--- start of Material provided ---

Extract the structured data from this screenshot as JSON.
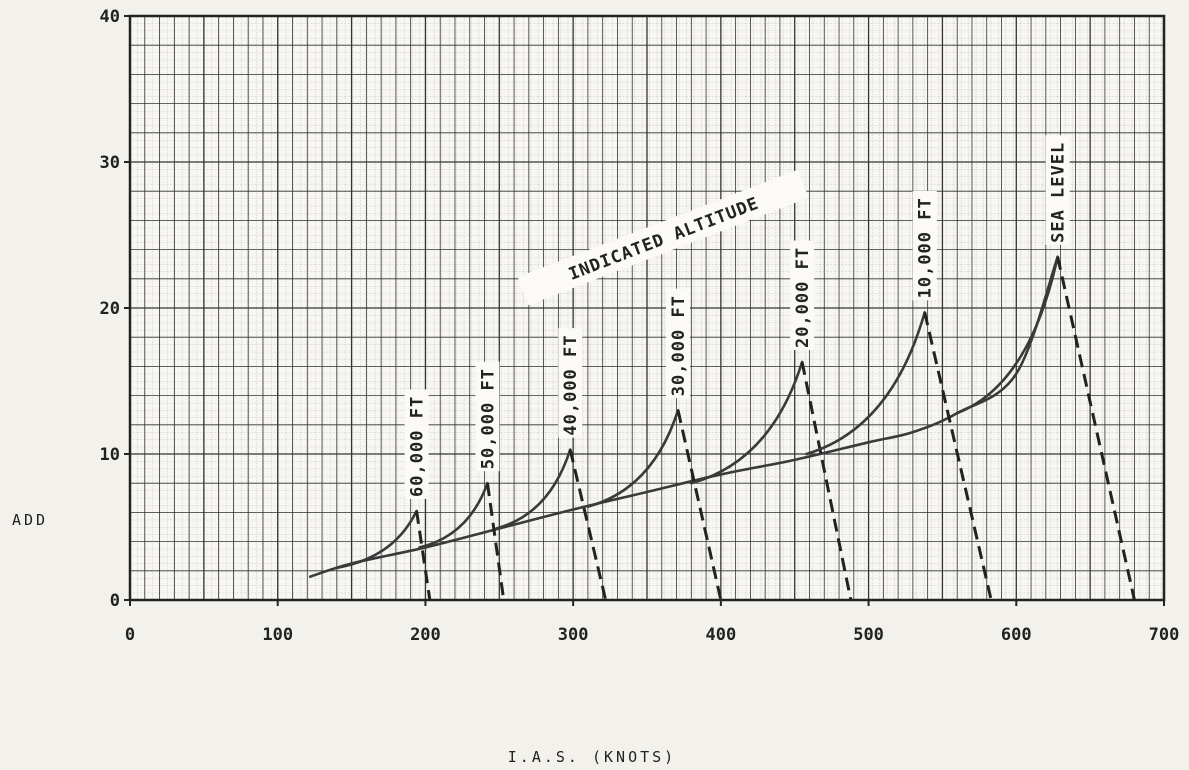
{
  "chart_data": {
    "type": "line",
    "title": "",
    "xlabel": "I.A.S. (KNOTS)",
    "ylabel": "ADD",
    "xlim": [
      0,
      700
    ],
    "ylim": [
      0,
      40
    ],
    "x_ticks": [
      "0",
      "100",
      "200",
      "300",
      "400",
      "500",
      "600",
      "700"
    ],
    "y_ticks": [
      "0",
      "10",
      "20",
      "30",
      "40"
    ],
    "grid": true,
    "annotation": "INDICATED ALTITUDE",
    "base_curve": {
      "name": "",
      "points": [
        [
          122,
          1.6
        ],
        [
          150,
          2.5
        ],
        [
          200,
          3.6
        ],
        [
          250,
          4.9
        ],
        [
          300,
          6.2
        ],
        [
          350,
          7.4
        ],
        [
          400,
          8.6
        ],
        [
          450,
          9.6
        ],
        [
          500,
          10.8
        ],
        [
          530,
          11.5
        ],
        [
          560,
          12.8
        ],
        [
          600,
          15.5
        ],
        [
          628,
          23.5
        ]
      ]
    },
    "series": [
      {
        "name": "60,000 FT",
        "start": [
          140,
          2.2
        ],
        "peak": [
          194,
          6.1
        ],
        "drop_to": [
          203,
          0
        ]
      },
      {
        "name": "50,000 FT",
        "start": [
          196,
          3.6
        ],
        "peak": [
          242,
          8.0
        ],
        "drop_to": [
          253,
          0
        ]
      },
      {
        "name": "40,000 FT",
        "start": [
          248,
          4.9
        ],
        "peak": [
          298,
          10.3
        ],
        "drop_to": [
          322,
          0
        ]
      },
      {
        "name": "30,000 FT",
        "start": [
          310,
          6.4
        ],
        "peak": [
          371,
          13.0
        ],
        "drop_to": [
          400,
          0
        ]
      },
      {
        "name": "20,000 FT",
        "start": [
          380,
          8.0
        ],
        "peak": [
          455,
          16.3
        ],
        "drop_to": [
          488,
          0
        ]
      },
      {
        "name": "10,000 FT",
        "start": [
          458,
          10.0
        ],
        "peak": [
          538,
          19.7
        ],
        "drop_to": [
          583,
          0
        ]
      },
      {
        "name": "SEA LEVEL",
        "start": [
          560,
          12.8
        ],
        "peak": [
          628,
          23.5
        ],
        "drop_to": [
          680,
          0
        ]
      }
    ]
  }
}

--- end of Material provided ---

### Problem description
Keep the pictures out and write out the records exactly.

### Correct result
Extract the structured data from this screenshot as JSON.
{
  "chart_data": {
    "type": "line",
    "title": "",
    "xlabel": "I.A.S. (KNOTS)",
    "ylabel": "ADD",
    "xlim": [
      0,
      700
    ],
    "ylim": [
      0,
      40
    ],
    "x_ticks": [
      "0",
      "100",
      "200",
      "300",
      "400",
      "500",
      "600",
      "700"
    ],
    "y_ticks": [
      "0",
      "10",
      "20",
      "30",
      "40"
    ],
    "grid": true,
    "annotation": "INDICATED ALTITUDE",
    "base_curve": {
      "name": "",
      "points": [
        [
          122,
          1.6
        ],
        [
          150,
          2.5
        ],
        [
          200,
          3.6
        ],
        [
          250,
          4.9
        ],
        [
          300,
          6.2
        ],
        [
          350,
          7.4
        ],
        [
          400,
          8.6
        ],
        [
          450,
          9.6
        ],
        [
          500,
          10.8
        ],
        [
          530,
          11.5
        ],
        [
          560,
          12.8
        ],
        [
          600,
          15.5
        ],
        [
          628,
          23.5
        ]
      ]
    },
    "series": [
      {
        "name": "60,000 FT",
        "start": [
          140,
          2.2
        ],
        "peak": [
          194,
          6.1
        ],
        "drop_to": [
          203,
          0
        ]
      },
      {
        "name": "50,000 FT",
        "start": [
          196,
          3.6
        ],
        "peak": [
          242,
          8.0
        ],
        "drop_to": [
          253,
          0
        ]
      },
      {
        "name": "40,000 FT",
        "start": [
          248,
          4.9
        ],
        "peak": [
          298,
          10.3
        ],
        "drop_to": [
          322,
          0
        ]
      },
      {
        "name": "30,000 FT",
        "start": [
          310,
          6.4
        ],
        "peak": [
          371,
          13.0
        ],
        "drop_to": [
          400,
          0
        ]
      },
      {
        "name": "20,000 FT",
        "start": [
          380,
          8.0
        ],
        "peak": [
          455,
          16.3
        ],
        "drop_to": [
          488,
          0
        ]
      },
      {
        "name": "10,000 FT",
        "start": [
          458,
          10.0
        ],
        "peak": [
          538,
          19.7
        ],
        "drop_to": [
          583,
          0
        ]
      },
      {
        "name": "SEA LEVEL",
        "start": [
          560,
          12.8
        ],
        "peak": [
          628,
          23.5
        ],
        "drop_to": [
          680,
          0
        ]
      }
    ]
  }
}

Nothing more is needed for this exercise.